**PROBLEM TO WORK ON**
Write out the entries verbatim and leave the images out of the copy.

/---

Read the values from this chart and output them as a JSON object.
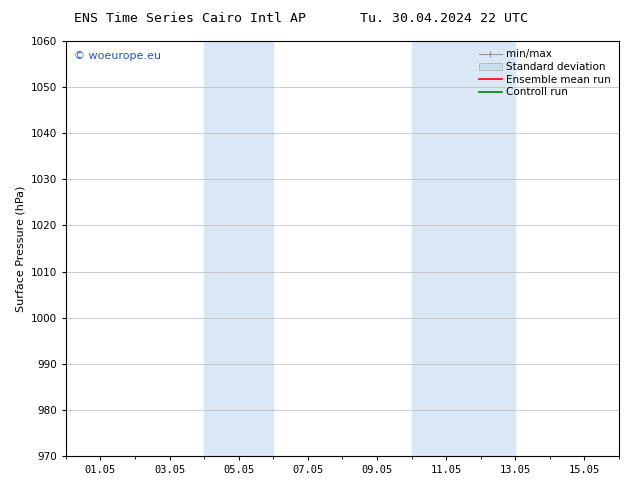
{
  "title_left": "ENS Time Series Cairo Intl AP",
  "title_right": "Tu. 30.04.2024 22 UTC",
  "ylabel": "Surface Pressure (hPa)",
  "ylim": [
    970,
    1060
  ],
  "yticks": [
    970,
    980,
    990,
    1000,
    1010,
    1020,
    1030,
    1040,
    1050,
    1060
  ],
  "xtick_labels": [
    "01.05",
    "03.05",
    "05.05",
    "07.05",
    "09.05",
    "11.05",
    "13.05",
    "15.05"
  ],
  "xtick_positions": [
    1,
    3,
    5,
    7,
    9,
    11,
    13,
    15
  ],
  "xlim": [
    0,
    16
  ],
  "shade_bands": [
    {
      "x_start": 4.0,
      "x_end": 6.0,
      "color": "#dae8f5"
    },
    {
      "x_start": 10.0,
      "x_end": 13.0,
      "color": "#dae8f5"
    }
  ],
  "watermark_text": "© woeurope.eu",
  "watermark_color": "#2255cc",
  "background_color": "#ffffff",
  "grid_color": "#bbbbbb",
  "font_size_title": 9.5,
  "font_size_axis": 8,
  "font_size_ticks": 7.5,
  "font_size_legend": 7.5,
  "font_size_watermark": 8
}
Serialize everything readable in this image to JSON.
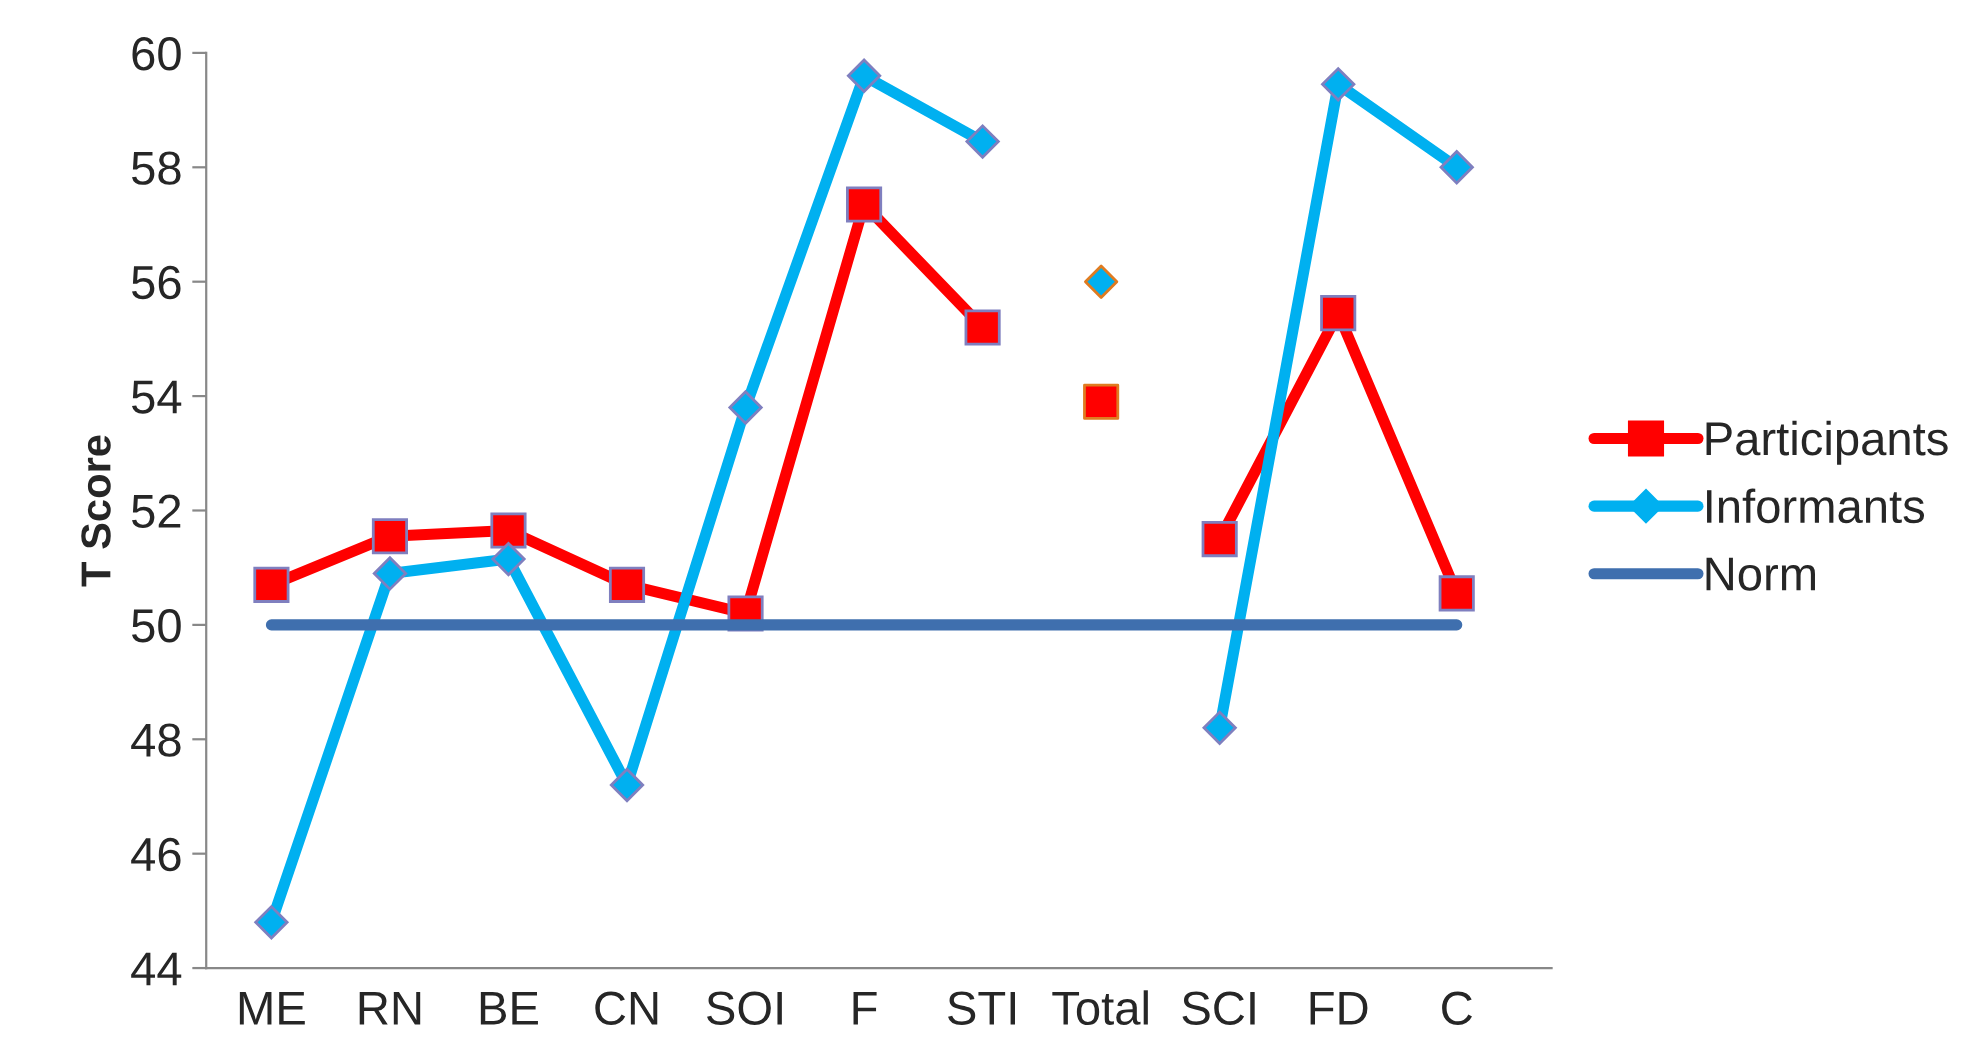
{
  "chart_data": {
    "type": "line",
    "ylabel": "T Score",
    "categories": [
      "ME",
      "RN",
      "BE",
      "CN",
      "SOI",
      "F",
      "STI",
      "Total",
      "SCI",
      "FD",
      "C"
    ],
    "series": [
      {
        "name": "Participants",
        "color": "#ff0000",
        "marker": "square",
        "values": [
          50.7,
          51.55,
          51.65,
          50.7,
          50.2,
          57.35,
          55.2,
          null,
          51.5,
          55.45,
          50.55
        ]
      },
      {
        "name": "Informants",
        "color": "#00b0f0",
        "marker": "diamond",
        "values": [
          44.8,
          50.9,
          51.15,
          47.2,
          53.8,
          59.6,
          58.45,
          null,
          48.2,
          59.45,
          58.0
        ]
      },
      {
        "name": "Norm",
        "color": "#3f6fae",
        "marker": "none",
        "values": [
          50,
          50,
          50,
          50,
          50,
          50,
          50,
          50,
          50,
          50,
          50
        ]
      },
      {
        "type": "scatter",
        "color": "#ff0000",
        "marker": "square",
        "x": [
          "Total"
        ],
        "values": [
          53.9
        ]
      },
      {
        "type": "scatter",
        "color": "#00b0f0",
        "marker": "diamond",
        "x": [
          "Total"
        ],
        "values": [
          56.0
        ]
      }
    ],
    "ylim": [
      44,
      60
    ],
    "yticks": [
      44,
      46,
      48,
      50,
      52,
      54,
      56,
      58,
      60
    ],
    "grid": false,
    "legend": "right"
  }
}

\---

**EXERCISE SOLUTION**
Read the values from this chart and output them as a JSON object.
{
  "title_left": "ENS Time Series Cairo Intl AP",
  "title_right": "Tu. 30.04.2024 22 UTC",
  "ylabel": "Surface Pressure (hPa)",
  "ylim": [
    970,
    1060
  ],
  "yticks": [
    970,
    980,
    990,
    1000,
    1010,
    1020,
    1030,
    1040,
    1050,
    1060
  ],
  "xtick_labels": [
    "01.05",
    "03.05",
    "05.05",
    "07.05",
    "09.05",
    "11.05",
    "13.05",
    "15.05"
  ],
  "xtick_positions": [
    1,
    3,
    5,
    7,
    9,
    11,
    13,
    15
  ],
  "xlim": [
    0,
    16
  ],
  "shade_bands": [
    {
      "x_start": 4.0,
      "x_end": 6.0,
      "color": "#dae8f5"
    },
    {
      "x_start": 10.0,
      "x_end": 13.0,
      "color": "#dae8f5"
    }
  ],
  "watermark_text": "© woeurope.eu",
  "watermark_color": "#2255cc",
  "background_color": "#ffffff",
  "grid_color": "#bbbbbb",
  "font_size_title": 9.5,
  "font_size_axis": 8,
  "font_size_ticks": 7.5,
  "font_size_legend": 7.5,
  "font_size_watermark": 8
}
Serialize everything readable in this image to JSON.
{
  "chart_data": {
    "type": "line",
    "ylabel": "T Score",
    "categories": [
      "ME",
      "RN",
      "BE",
      "CN",
      "SOI",
      "F",
      "STI",
      "Total",
      "SCI",
      "FD",
      "C"
    ],
    "series": [
      {
        "name": "Participants",
        "color": "#ff0000",
        "marker": "square",
        "values": [
          50.7,
          51.55,
          51.65,
          50.7,
          50.2,
          57.35,
          55.2,
          null,
          51.5,
          55.45,
          50.55
        ]
      },
      {
        "name": "Informants",
        "color": "#00b0f0",
        "marker": "diamond",
        "values": [
          44.8,
          50.9,
          51.15,
          47.2,
          53.8,
          59.6,
          58.45,
          null,
          48.2,
          59.45,
          58.0
        ]
      },
      {
        "name": "Norm",
        "color": "#3f6fae",
        "marker": "none",
        "values": [
          50,
          50,
          50,
          50,
          50,
          50,
          50,
          50,
          50,
          50,
          50
        ]
      },
      {
        "type": "scatter",
        "color": "#ff0000",
        "marker": "square",
        "x": [
          "Total"
        ],
        "values": [
          53.9
        ]
      },
      {
        "type": "scatter",
        "color": "#00b0f0",
        "marker": "diamond",
        "x": [
          "Total"
        ],
        "values": [
          56.0
        ]
      }
    ],
    "ylim": [
      44,
      60
    ],
    "yticks": [
      44,
      46,
      48,
      50,
      52,
      54,
      56,
      58,
      60
    ],
    "grid": false,
    "legend": "right"
  }
}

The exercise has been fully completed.